───── RAW DATA ─────
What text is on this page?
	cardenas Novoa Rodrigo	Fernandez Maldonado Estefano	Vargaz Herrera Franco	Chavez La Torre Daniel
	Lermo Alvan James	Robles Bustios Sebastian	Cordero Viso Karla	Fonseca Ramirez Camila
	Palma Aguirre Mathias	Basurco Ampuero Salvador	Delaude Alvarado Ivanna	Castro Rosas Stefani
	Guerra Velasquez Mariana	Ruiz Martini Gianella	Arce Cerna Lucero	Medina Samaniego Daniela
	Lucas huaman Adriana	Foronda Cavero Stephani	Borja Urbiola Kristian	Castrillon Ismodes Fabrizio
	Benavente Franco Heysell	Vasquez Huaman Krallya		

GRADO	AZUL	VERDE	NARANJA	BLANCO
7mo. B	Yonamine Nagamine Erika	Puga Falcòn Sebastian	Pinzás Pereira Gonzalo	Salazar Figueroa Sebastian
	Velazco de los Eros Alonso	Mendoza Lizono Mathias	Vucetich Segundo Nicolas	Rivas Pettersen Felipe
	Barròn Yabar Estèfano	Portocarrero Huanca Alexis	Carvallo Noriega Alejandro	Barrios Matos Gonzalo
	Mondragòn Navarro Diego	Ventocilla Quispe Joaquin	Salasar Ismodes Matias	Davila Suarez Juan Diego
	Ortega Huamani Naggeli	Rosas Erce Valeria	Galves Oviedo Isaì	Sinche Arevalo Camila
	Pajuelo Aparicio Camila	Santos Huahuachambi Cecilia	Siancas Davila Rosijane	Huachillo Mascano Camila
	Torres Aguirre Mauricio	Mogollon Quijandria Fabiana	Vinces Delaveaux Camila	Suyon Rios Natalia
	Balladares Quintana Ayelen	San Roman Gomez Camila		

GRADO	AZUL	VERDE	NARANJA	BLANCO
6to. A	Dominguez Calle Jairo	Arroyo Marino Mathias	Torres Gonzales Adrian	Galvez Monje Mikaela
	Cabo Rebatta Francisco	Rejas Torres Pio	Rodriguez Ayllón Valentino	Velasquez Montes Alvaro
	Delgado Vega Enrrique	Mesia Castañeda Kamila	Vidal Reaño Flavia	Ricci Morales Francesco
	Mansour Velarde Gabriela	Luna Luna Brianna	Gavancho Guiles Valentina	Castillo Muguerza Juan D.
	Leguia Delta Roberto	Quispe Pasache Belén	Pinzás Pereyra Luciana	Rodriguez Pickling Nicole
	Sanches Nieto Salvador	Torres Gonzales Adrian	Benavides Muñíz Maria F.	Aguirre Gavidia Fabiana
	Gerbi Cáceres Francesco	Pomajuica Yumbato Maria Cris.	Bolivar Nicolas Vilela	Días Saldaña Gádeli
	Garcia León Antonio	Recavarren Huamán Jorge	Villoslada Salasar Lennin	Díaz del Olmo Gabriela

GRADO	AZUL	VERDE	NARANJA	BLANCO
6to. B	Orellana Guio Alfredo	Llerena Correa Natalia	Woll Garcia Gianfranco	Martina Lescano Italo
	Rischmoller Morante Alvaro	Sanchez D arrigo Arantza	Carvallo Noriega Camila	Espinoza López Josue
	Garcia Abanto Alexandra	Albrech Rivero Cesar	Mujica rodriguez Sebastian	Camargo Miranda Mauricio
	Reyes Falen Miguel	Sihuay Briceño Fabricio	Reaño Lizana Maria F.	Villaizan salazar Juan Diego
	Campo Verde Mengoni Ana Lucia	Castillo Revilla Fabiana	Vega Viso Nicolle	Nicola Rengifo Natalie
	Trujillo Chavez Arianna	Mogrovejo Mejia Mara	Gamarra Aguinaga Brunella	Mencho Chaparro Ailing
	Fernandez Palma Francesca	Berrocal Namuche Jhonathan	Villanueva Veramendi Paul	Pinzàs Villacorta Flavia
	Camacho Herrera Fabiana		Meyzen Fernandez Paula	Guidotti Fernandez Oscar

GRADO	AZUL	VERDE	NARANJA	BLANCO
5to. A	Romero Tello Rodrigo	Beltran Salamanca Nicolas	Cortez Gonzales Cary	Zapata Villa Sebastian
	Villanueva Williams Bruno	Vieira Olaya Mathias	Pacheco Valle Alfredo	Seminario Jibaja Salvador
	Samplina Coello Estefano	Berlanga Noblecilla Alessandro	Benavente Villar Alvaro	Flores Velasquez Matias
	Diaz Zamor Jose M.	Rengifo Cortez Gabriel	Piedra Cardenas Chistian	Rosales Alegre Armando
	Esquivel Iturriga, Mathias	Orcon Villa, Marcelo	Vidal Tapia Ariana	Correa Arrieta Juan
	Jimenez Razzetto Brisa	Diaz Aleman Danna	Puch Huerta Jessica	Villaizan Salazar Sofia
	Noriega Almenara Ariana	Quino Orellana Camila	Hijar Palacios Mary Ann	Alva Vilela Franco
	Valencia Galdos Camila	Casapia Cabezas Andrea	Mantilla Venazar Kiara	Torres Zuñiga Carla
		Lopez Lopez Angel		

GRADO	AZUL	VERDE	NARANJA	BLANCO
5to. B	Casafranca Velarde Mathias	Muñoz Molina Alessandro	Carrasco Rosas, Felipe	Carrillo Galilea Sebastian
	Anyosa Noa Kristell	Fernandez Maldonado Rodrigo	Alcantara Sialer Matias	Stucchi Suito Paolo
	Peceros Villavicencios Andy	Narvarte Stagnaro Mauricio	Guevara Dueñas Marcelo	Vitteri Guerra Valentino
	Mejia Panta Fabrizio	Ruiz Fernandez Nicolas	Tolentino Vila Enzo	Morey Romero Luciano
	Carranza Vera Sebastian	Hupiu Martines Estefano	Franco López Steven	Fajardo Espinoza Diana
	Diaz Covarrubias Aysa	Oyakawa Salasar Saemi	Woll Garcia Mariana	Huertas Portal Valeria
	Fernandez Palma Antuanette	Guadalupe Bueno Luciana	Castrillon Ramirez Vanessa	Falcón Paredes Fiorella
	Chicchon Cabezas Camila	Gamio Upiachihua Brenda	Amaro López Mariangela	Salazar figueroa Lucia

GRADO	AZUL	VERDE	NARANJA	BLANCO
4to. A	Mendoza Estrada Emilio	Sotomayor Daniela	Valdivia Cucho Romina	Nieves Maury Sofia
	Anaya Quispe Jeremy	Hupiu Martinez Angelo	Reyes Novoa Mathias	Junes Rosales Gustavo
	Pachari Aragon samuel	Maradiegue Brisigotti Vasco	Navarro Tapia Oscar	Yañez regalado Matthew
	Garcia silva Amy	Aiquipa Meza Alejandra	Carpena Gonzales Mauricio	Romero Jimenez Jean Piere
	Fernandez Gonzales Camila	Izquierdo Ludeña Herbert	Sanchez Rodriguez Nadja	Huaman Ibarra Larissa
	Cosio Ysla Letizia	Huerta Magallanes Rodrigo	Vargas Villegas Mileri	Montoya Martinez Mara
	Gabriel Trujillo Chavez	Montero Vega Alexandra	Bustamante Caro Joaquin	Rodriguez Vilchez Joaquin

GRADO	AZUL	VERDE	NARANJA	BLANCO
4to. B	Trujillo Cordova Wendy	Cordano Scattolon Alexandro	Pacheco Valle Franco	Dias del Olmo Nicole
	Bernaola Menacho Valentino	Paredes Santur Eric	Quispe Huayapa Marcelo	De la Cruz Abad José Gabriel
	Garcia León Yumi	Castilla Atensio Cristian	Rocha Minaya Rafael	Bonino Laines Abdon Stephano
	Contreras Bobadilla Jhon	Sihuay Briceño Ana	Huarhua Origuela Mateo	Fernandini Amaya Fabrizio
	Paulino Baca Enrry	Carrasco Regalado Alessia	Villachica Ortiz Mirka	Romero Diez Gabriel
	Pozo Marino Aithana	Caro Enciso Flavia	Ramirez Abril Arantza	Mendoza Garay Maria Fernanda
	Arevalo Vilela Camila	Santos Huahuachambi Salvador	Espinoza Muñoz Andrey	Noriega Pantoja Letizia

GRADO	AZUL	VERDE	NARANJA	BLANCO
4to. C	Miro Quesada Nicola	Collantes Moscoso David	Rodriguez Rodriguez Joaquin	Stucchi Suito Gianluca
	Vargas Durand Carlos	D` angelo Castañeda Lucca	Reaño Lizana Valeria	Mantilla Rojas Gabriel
─────
AIM:
Using the listing above, work out how many of its lines include "Pacheco", and give only the result.

ANSWER BELOW:
2